* _Given problem_:
Spot every line with the word "VOOR" and return it.

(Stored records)
++++++

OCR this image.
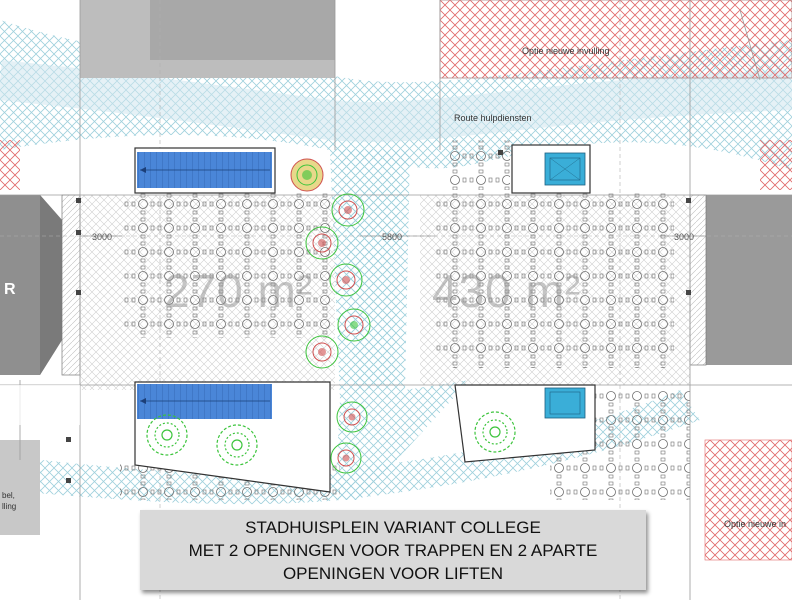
Optie nieuwe invulling
Route hulpdiensten
Optie nieuwe in
3000	5800	3000
270 m²	430 m²
R
bel,
lling
STADHUISPLEIN VARIANT COLLEGE
MET 2 OPENINGEN VOOR TRAPPEN EN 2 APARTE
OPENINGEN VOOR LIFTEN
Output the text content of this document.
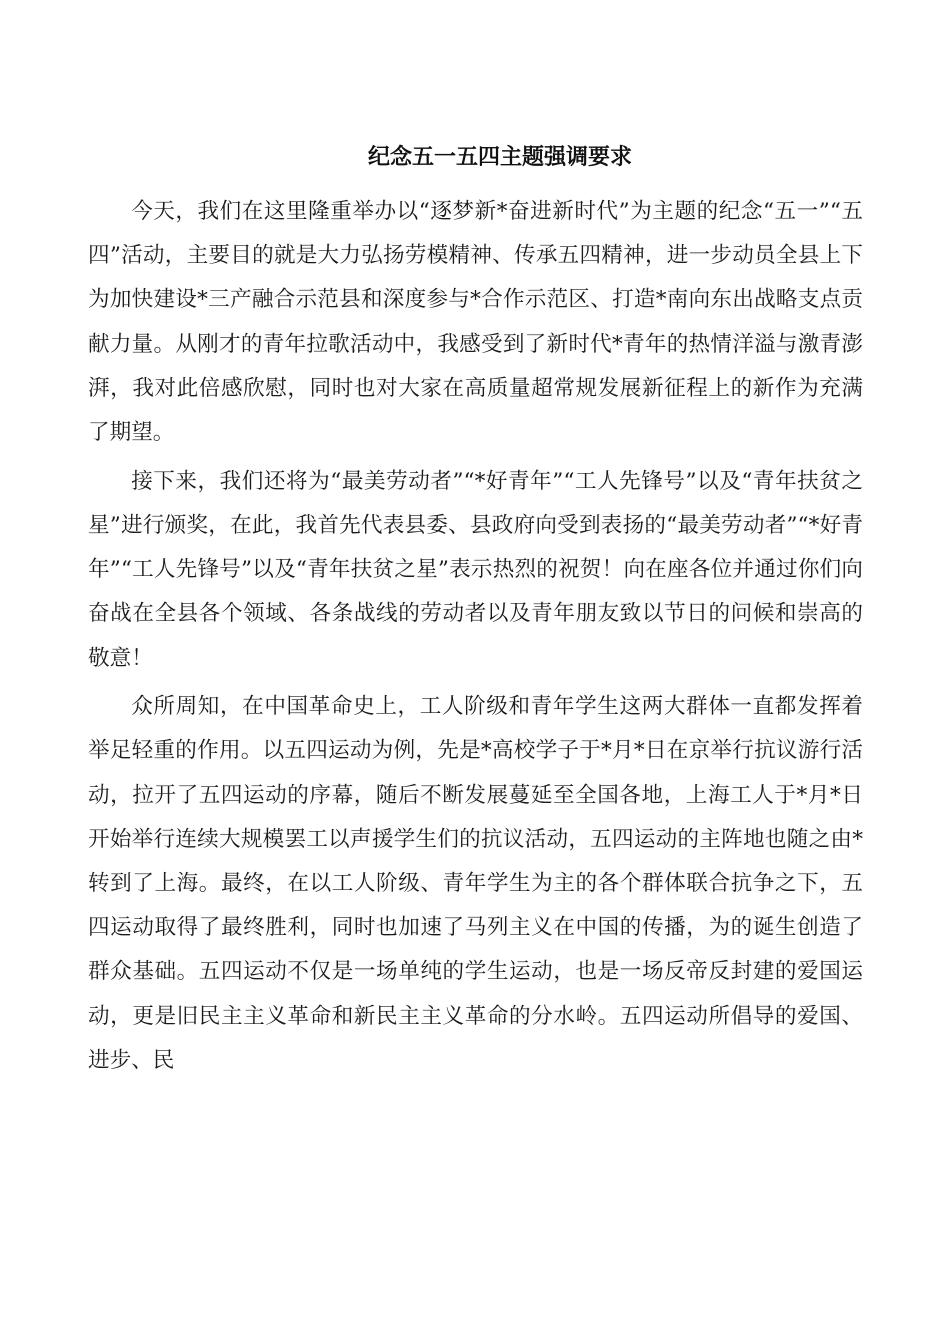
纪念五一五四主题强调要求

今天，我们在这里隆重举办以“逐梦新*奋进新时代”为主题的纪念“五一”“五四”活动，主要目的就是大力弘扬劳模精神、传承五四精神，进一步动员全县上下为加快建设*三产融合示范县和深度参与*合作示范区、打造*南向东出战略支点贡献力量。从刚才的青年拉歌活动中，我感受到了新时代*青年的热情洋溢与激青澎湃，我对此倍感欣慰，同时也对大家在高质量超常规发展新征程上的新作为充满了期望。

接下来，我们还将为“最美劳动者”“*好青年”“工人先锋号”以及“青年扶贫之星”进行颁奖，在此，我首先代表县委、县政府向受到表扬的“最美劳动者”“*好青年”“工人先锋号”以及“青年扶贫之星”表示热烈的祝贺！向在座各位并通过你们向奋战在全县各个领域、各条战线的劳动者以及青年朋友致以节日的问候和崇高的敬意！

众所周知，在中国革命史上，工人阶级和青年学生这两大群体一直都发挥着举足轻重的作用。以五四运动为例，先是*高校学子于*月*日在京举行抗议游行活动，拉开了五四运动的序幕，随后不断发展蔓延至全国各地，上海工人于*月*日开始举行连续大规模罢工以声援学生们的抗议活动，五四运动的主阵地也随之由*转到了上海。最终，在以工人阶级、青年学生为主的各个群体联合抗争之下，五四运动取得了最终胜利，同时也加速了马列主义在中国的传播，为的诞生创造了群众基础。五四运动不仅是一场单纯的学生运动，也是一场反帝反封建的爱国运动，更是旧民主主义革命和新民主主义革命的分水岭。五四运动所倡导的爱国、进步、民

++++++

* _Task response_:
MET 2 OPENINGEN VOOR TRAPPEN EN 2 APARTE
OPENINGEN VOOR LIFTEN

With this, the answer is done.